Brief: Pull out each line of the records holding the string "Crying".

--- START Input for this task ---

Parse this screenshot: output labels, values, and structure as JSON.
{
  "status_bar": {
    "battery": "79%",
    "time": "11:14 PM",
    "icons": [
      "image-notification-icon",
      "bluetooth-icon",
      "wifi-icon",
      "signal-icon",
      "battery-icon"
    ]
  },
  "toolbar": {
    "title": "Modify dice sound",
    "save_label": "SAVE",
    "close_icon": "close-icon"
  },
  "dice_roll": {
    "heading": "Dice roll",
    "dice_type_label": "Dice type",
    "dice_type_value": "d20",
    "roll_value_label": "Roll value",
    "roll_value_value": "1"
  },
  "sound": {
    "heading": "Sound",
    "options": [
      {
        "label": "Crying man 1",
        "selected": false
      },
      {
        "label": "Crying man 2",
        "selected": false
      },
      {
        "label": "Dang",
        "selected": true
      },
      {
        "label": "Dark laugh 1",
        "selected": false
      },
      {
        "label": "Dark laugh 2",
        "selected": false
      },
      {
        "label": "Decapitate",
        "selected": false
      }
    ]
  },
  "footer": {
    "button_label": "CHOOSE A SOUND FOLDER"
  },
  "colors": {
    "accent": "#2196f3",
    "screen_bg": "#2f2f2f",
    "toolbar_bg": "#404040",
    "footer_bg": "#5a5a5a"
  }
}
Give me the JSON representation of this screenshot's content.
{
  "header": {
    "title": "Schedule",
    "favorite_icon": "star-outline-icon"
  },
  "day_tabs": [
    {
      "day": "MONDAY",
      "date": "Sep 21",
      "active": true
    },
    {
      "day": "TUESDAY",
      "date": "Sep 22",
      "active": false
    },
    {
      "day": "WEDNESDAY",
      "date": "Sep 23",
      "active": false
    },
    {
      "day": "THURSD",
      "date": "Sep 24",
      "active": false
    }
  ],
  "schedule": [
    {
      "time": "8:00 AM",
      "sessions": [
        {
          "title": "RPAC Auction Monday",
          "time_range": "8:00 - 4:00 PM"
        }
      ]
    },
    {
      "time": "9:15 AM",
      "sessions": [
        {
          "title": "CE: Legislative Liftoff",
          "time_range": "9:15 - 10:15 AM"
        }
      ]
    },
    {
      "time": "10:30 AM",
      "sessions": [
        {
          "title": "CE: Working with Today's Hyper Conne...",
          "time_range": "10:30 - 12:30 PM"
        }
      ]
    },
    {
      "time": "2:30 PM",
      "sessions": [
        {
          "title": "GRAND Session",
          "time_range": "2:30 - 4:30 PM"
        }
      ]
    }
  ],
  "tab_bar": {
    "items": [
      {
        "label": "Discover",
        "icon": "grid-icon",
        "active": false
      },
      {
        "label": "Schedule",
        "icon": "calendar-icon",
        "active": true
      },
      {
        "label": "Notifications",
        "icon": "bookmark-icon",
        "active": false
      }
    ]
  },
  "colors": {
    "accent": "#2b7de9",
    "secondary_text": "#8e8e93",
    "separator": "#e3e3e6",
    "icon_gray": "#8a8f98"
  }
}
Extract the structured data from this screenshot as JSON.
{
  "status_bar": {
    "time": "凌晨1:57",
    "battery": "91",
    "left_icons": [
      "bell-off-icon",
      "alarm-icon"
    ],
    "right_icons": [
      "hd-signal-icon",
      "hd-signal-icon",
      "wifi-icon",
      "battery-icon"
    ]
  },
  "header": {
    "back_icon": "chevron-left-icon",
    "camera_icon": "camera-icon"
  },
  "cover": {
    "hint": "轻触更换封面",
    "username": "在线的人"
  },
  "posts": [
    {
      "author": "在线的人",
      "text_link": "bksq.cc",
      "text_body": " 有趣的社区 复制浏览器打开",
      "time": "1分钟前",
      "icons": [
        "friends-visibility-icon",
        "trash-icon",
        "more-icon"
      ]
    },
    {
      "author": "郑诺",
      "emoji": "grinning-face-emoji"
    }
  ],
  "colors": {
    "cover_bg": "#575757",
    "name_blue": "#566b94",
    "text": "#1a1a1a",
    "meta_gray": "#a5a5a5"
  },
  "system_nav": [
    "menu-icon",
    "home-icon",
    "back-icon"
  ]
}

--- END Input for this task ---

Task answer:
        "label": "Crying man 1",
        "label": "Crying man 2",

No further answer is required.